[Extracted data entries]
▶

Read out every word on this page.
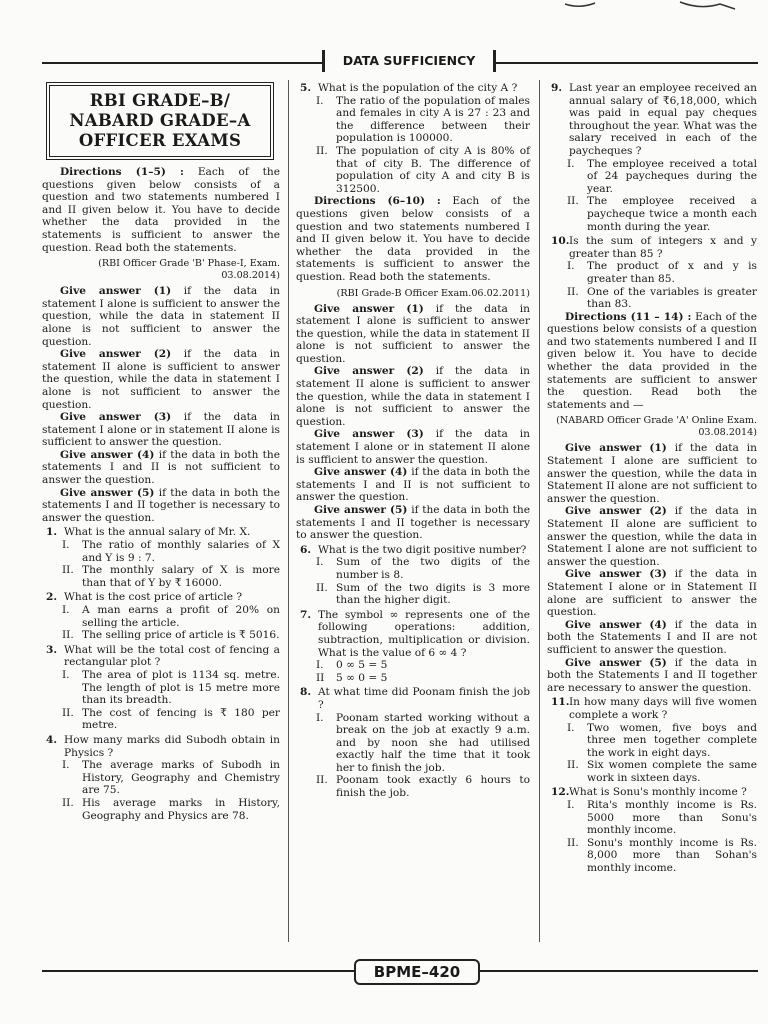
DATA SUFFICIENCY
RBI GRADE–B/
NABARD GRADE–A
OFFICER EXAMS

Directions (1–5) : Each of the questions given below consists of a question and two statements numbered I and II given below it. You have to decide whether the data provided in the statements is sufficient to answer the question. Read both the statements.

(RBI Officer Grade 'B' Phase-I, Exam. 03.08.2014)

Give answer (1) if the data in statement I alone is sufficient to answer the question, while the data in statement II alone is not sufficient to answer the question.

Give answer (2) if the data in statement II alone is sufficient to answer the question, while the data in statement I alone is not sufficient to answer the question.

Give answer (3) if the data in statement I alone or in statement II alone is sufficient to answer the question.

Give answer (4) if the data in both the statements I and II is not sufficient to answer the question.

Give answer (5) if the data in both the statements I and II together is necessary to answer the question.

1. What is the annual salary of Mr. X.
I. The ratio of monthly salaries of X and Y is 9 : 7.
II. The monthly salary of X is more than that of Y by ₹ 16000.
2. What is the cost price of article ?
I. A man earns a profit of 20% on selling the article.
II. The selling price of article is ₹ 5016.
3. What will be the total cost of fencing a rectangular plot ?
I. The area of plot is 1134 sq. metre. The length of plot is 15 metre more than its breadth.
II. The cost of fencing is ₹ 180 per metre.
4. How many marks did Subodh obtain in Physics ?
I. The average marks of Subodh in History, Geography and Chemistry are 75.
II. His average marks in History, Geography and Physics are 78.
5. What is the population of the city A ?
I. The ratio of the population of males and females in city A is 27 : 23 and the difference between their population is 100000.
II. The population of city A is 80% of that of city B. The difference of population of city A and city B is 312500.

Directions (6–10) : Each of the questions given below consists of a question and two statements numbered I and II given below it. You have to decide whether the data provided in the statements is sufficient to answer the question. Read both the statements.

(RBI Grade-B Officer Exam.06.02.2011)

Give answer (1) if the data in statement I alone is sufficient to answer the question, while the data in statement II alone is not sufficient to answer the question.

Give answer (2) if the data in statement II alone is sufficient to answer the question, while the data in statement I alone is not sufficient to answer the question.

Give answer (3) if the data in statement I alone or in statement II alone is sufficient to answer the question.

Give answer (4) if the data in both the statements I and II is not sufficient to answer the question.

Give answer (5) if the data in both the statements I and II together is necessary to answer the question.

6. What is the two digit positive number?
I. Sum of the two digits of the number is 8.
II. Sum of the two digits is 3 more than the higher digit.
7. The symbol ∞ represents one of the following operations: addition, subtraction, multiplication or division. What is the value of 6 ∞ 4 ?
I. 0 ∞ 5 = 5
II 5 ∞ 0 = 5
8. At what time did Poonam finish the job ?
I. Poonam started working without a break on the job at exactly 9 a.m. and by noon she had utilised exactly half the time that it took her to finish the job.
II. Poonam took exactly 6 hours to finish the job.
9. Last year an employee received an annual salary of ₹6,18,000, which was paid in equal pay cheques throughout the year. What was the salary received in each of the paycheques ?
I. The employee received a total of 24 paycheques during the year.
II. The employee received a paycheque twice a month each month during the year.
10. Is the sum of integers x and y greater than 85 ?
I. The product of x and y is greater than 85.
II. One of the variables is greater than 83.

Directions (11 – 14) : Each of the questions below consists of a question and two statements numbered I and II given below it. You have to decide whether the data provided in the statements are sufficient to answer the question. Read both the statements and —

(NABARD Officer Grade 'A' Online Exam. 03.08.2014)

Give answer (1) if the data in Statement I alone are sufficient to answer the question, while the data in Statement II alone are not sufficient to answer the question.

Give answer (2) if the data in Statement II alone are sufficient to answer the question, while the data in Statement I alone are not sufficient to answer the question.

Give answer (3) if the data in Statement I alone or in Statement II alone are sufficient to answer the question.

Give answer (4) if the data in both the Statements I and II are not sufficient to answer the question.

Give answer (5) if the data in both the Statements I and II together are necessary to answer the question.

11. In how many days will five women complete a work ?
I. Two women, five boys and three men together complete the work in eight days.
II. Six women complete the same work in sixteen days.
12. What is Sonu's monthly income ?
I. Rita's monthly income is Rs. 5000 more than Sonu's monthly income.
II. Sonu's monthly income is Rs. 8,000 more than Sohan's monthly income.
BPME–420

◀

● SHORT TASK
Identify and copy the lines holding the word "many".

● ANSWER IN FULL
4. How many marks did Subodh obtain in Physics ?
11. In how many days will five women complete a work ?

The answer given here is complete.